◆ **Task brief**: Below is a listing; copy all of it exactly.

◆ **Stored dataset items**:

═══

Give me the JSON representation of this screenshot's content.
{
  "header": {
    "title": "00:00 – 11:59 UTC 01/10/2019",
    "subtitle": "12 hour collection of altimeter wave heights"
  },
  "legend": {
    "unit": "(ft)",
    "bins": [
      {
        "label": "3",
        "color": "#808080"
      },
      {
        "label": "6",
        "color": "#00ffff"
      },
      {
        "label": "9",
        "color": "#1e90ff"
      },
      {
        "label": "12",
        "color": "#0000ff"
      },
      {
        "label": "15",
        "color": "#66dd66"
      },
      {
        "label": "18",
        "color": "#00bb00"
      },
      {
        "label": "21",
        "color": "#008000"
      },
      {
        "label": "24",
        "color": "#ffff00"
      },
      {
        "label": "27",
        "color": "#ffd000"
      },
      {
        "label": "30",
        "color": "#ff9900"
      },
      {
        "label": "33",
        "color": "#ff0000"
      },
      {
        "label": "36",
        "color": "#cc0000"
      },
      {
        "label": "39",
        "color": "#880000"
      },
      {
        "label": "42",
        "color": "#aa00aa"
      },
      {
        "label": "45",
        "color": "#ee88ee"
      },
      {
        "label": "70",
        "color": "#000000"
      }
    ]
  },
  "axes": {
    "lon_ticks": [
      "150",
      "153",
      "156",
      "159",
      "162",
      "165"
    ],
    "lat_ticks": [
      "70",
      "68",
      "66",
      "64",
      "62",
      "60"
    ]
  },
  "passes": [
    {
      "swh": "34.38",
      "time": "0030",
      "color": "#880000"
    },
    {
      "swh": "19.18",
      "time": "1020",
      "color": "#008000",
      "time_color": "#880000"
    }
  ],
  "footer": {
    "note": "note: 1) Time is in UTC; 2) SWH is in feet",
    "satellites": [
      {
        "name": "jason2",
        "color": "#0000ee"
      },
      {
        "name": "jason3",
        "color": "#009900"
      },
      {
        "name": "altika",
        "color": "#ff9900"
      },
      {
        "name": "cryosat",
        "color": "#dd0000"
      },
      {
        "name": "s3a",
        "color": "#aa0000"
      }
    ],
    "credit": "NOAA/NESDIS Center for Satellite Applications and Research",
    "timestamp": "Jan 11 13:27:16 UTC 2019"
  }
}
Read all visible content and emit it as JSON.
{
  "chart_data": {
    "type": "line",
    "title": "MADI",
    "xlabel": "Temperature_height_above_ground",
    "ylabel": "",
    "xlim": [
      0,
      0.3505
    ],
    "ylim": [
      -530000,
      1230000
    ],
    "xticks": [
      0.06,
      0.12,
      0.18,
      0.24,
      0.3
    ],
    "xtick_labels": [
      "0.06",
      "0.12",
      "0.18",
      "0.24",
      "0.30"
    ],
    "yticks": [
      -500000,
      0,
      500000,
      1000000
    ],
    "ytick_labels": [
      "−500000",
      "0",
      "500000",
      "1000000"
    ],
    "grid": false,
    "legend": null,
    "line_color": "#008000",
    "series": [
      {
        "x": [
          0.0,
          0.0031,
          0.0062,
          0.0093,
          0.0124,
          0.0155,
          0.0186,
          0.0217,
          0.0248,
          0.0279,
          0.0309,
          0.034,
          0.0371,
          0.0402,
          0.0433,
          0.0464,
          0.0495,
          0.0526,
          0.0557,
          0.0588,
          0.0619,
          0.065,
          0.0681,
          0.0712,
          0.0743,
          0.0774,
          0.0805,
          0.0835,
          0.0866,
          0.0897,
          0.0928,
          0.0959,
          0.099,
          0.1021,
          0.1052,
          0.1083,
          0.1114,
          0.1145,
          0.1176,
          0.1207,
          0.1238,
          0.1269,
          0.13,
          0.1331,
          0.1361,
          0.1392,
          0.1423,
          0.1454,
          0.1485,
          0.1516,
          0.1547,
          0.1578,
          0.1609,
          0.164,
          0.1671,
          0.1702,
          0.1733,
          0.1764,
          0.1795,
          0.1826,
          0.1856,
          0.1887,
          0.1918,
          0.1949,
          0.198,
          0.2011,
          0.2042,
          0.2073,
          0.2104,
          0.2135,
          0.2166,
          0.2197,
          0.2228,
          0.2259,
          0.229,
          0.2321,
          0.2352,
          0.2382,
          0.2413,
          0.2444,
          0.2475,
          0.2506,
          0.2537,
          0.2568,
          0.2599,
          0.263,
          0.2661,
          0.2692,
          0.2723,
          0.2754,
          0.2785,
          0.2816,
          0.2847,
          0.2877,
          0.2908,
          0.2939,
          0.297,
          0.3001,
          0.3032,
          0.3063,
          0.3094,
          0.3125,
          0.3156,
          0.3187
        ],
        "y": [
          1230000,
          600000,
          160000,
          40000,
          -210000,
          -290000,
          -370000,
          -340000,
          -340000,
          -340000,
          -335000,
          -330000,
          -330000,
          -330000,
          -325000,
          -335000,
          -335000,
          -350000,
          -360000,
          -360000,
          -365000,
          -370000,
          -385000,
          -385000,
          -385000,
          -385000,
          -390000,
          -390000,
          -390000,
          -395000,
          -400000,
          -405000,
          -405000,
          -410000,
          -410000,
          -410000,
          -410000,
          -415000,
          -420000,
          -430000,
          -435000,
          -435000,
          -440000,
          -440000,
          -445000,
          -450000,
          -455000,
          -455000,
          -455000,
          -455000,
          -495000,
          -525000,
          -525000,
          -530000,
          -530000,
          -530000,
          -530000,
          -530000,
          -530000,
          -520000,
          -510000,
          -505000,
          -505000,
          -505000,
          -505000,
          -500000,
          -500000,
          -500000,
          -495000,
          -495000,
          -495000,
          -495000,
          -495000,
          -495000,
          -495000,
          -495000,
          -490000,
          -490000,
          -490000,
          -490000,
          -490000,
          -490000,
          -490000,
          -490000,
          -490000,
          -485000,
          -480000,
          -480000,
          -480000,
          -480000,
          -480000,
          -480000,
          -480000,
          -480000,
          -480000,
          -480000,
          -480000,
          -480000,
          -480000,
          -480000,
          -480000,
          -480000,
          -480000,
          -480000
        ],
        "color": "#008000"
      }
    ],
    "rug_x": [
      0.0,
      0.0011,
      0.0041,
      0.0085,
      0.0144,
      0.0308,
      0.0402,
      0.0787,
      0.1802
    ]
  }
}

═══

◆ **Response**:
Give me the JSON representation of this screenshot's content.
{
  "header": {
    "title": "00:00 – 11:59 UTC 01/10/2019",
    "subtitle": "12 hour collection of altimeter wave heights"
  },
  "legend": {
    "unit": "(ft)",
    "bins": [
      {
        "label": "3",
        "color": "#808080"
      },
      {
        "label": "6",
        "color": "#00ffff"
      },
      {
        "label": "9",
        "color": "#1e90ff"
      },
      {
        "label": "12",
        "color": "#0000ff"
      },
      {
        "label": "15",
        "color": "#66dd66"
      },
      {
        "label": "18",
        "color": "#00bb00"
      },
      {
        "label": "21",
        "color": "#008000"
      },
      {
        "label": "24",
        "color": "#ffff00"
      },
      {
        "label": "27",
        "color": "#ffd000"
      },
      {
        "label": "30",
        "color": "#ff9900"
      },
      {
        "label": "33",
        "color": "#ff0000"
      },
      {
        "label": "36",
        "color": "#cc0000"
      },
      {
        "label": "39",
        "color": "#880000"
      },
      {
        "label": "42",
        "color": "#aa00aa"
      },
      {
        "label": "45",
        "color": "#ee88ee"
      },
      {
        "label": "70",
        "color": "#000000"
      }
    ]
  },
  "axes": {
    "lon_ticks": [
      "150",
      "153",
      "156",
      "159",
      "162",
      "165"
    ],
    "lat_ticks": [
      "70",
      "68",
      "66",
      "64",
      "62",
      "60"
    ]
  },
  "passes": [
    {
      "swh": "34.38",
      "time": "0030",
      "color": "#880000"
    },
    {
      "swh": "19.18",
      "time": "1020",
      "color": "#008000",
      "time_color": "#880000"
    }
  ],
  "footer": {
    "note": "note: 1) Time is in UTC; 2) SWH is in feet",
    "satellites": [
      {
        "name": "jason2",
        "color": "#0000ee"
      },
      {
        "name": "jason3",
        "color": "#009900"
      },
      {
        "name": "altika",
        "color": "#ff9900"
      },
      {
        "name": "cryosat",
        "color": "#dd0000"
      },
      {
        "name": "s3a",
        "color": "#aa0000"
      }
    ],
    "credit": "NOAA/NESDIS Center for Satellite Applications and Research",
    "timestamp": "Jan 11 13:27:16 UTC 2019"
  }
}
Read all visible content and emit it as JSON.
{
  "chart_data": {
    "type": "line",
    "title": "MADI",
    "xlabel": "Temperature_height_above_ground",
    "ylabel": "",
    "xlim": [
      0,
      0.3505
    ],
    "ylim": [
      -530000,
      1230000
    ],
    "xticks": [
      0.06,
      0.12,
      0.18,
      0.24,
      0.3
    ],
    "xtick_labels": [
      "0.06",
      "0.12",
      "0.18",
      "0.24",
      "0.30"
    ],
    "yticks": [
      -500000,
      0,
      500000,
      1000000
    ],
    "ytick_labels": [
      "−500000",
      "0",
      "500000",
      "1000000"
    ],
    "grid": false,
    "legend": null,
    "line_color": "#008000",
    "series": [
      {
        "x": [
          0.0,
          0.0031,
          0.0062,
          0.0093,
          0.0124,
          0.0155,
          0.0186,
          0.0217,
          0.0248,
          0.0279,
          0.0309,
          0.034,
          0.0371,
          0.0402,
          0.0433,
          0.0464,
          0.0495,
          0.0526,
          0.0557,
          0.0588,
          0.0619,
          0.065,
          0.0681,
          0.0712,
          0.0743,
          0.0774,
          0.0805,
          0.0835,
          0.0866,
          0.0897,
          0.0928,
          0.0959,
          0.099,
          0.1021,
          0.1052,
          0.1083,
          0.1114,
          0.1145,
          0.1176,
          0.1207,
          0.1238,
          0.1269,
          0.13,
          0.1331,
          0.1361,
          0.1392,
          0.1423,
          0.1454,
          0.1485,
          0.1516,
          0.1547,
          0.1578,
          0.1609,
          0.164,
          0.1671,
          0.1702,
          0.1733,
          0.1764,
          0.1795,
          0.1826,
          0.1856,
          0.1887,
          0.1918,
          0.1949,
          0.198,
          0.2011,
          0.2042,
          0.2073,
          0.2104,
          0.2135,
          0.2166,
          0.2197,
          0.2228,
          0.2259,
          0.229,
          0.2321,
          0.2352,
          0.2382,
          0.2413,
          0.2444,
          0.2475,
          0.2506,
          0.2537,
          0.2568,
          0.2599,
          0.263,
          0.2661,
          0.2692,
          0.2723,
          0.2754,
          0.2785,
          0.2816,
          0.2847,
          0.2877,
          0.2908,
          0.2939,
          0.297,
          0.3001,
          0.3032,
          0.3063,
          0.3094,
          0.3125,
          0.3156,
          0.3187
        ],
        "y": [
          1230000,
          600000,
          160000,
          40000,
          -210000,
          -290000,
          -370000,
          -340000,
          -340000,
          -340000,
          -335000,
          -330000,
          -330000,
          -330000,
          -325000,
          -335000,
          -335000,
          -350000,
          -360000,
          -360000,
          -365000,
          -370000,
          -385000,
          -385000,
          -385000,
          -385000,
          -390000,
          -390000,
          -390000,
          -395000,
          -400000,
          -405000,
          -405000,
          -410000,
          -410000,
          -410000,
          -410000,
          -415000,
          -420000,
          -430000,
          -435000,
          -435000,
          -440000,
          -440000,
          -445000,
          -450000,
          -455000,
          -455000,
          -455000,
          -455000,
          -495000,
          -525000,
          -525000,
          -530000,
          -530000,
          -530000,
          -530000,
          -530000,
          -530000,
          -520000,
          -510000,
          -505000,
          -505000,
          -505000,
          -505000,
          -500000,
          -500000,
          -500000,
          -495000,
          -495000,
          -495000,
          -495000,
          -495000,
          -495000,
          -495000,
          -495000,
          -490000,
          -490000,
          -490000,
          -490000,
          -490000,
          -490000,
          -490000,
          -490000,
          -490000,
          -485000,
          -480000,
          -480000,
          -480000,
          -480000,
          -480000,
          -480000,
          -480000,
          -480000,
          -480000,
          -480000,
          -480000,
          -480000,
          -480000,
          -480000,
          -480000,
          -480000,
          -480000,
          -480000
        ],
        "color": "#008000"
      }
    ],
    "rug_x": [
      0.0,
      0.0011,
      0.0041,
      0.0085,
      0.0144,
      0.0308,
      0.0402,
      0.0787,
      0.1802
    ]
  }
}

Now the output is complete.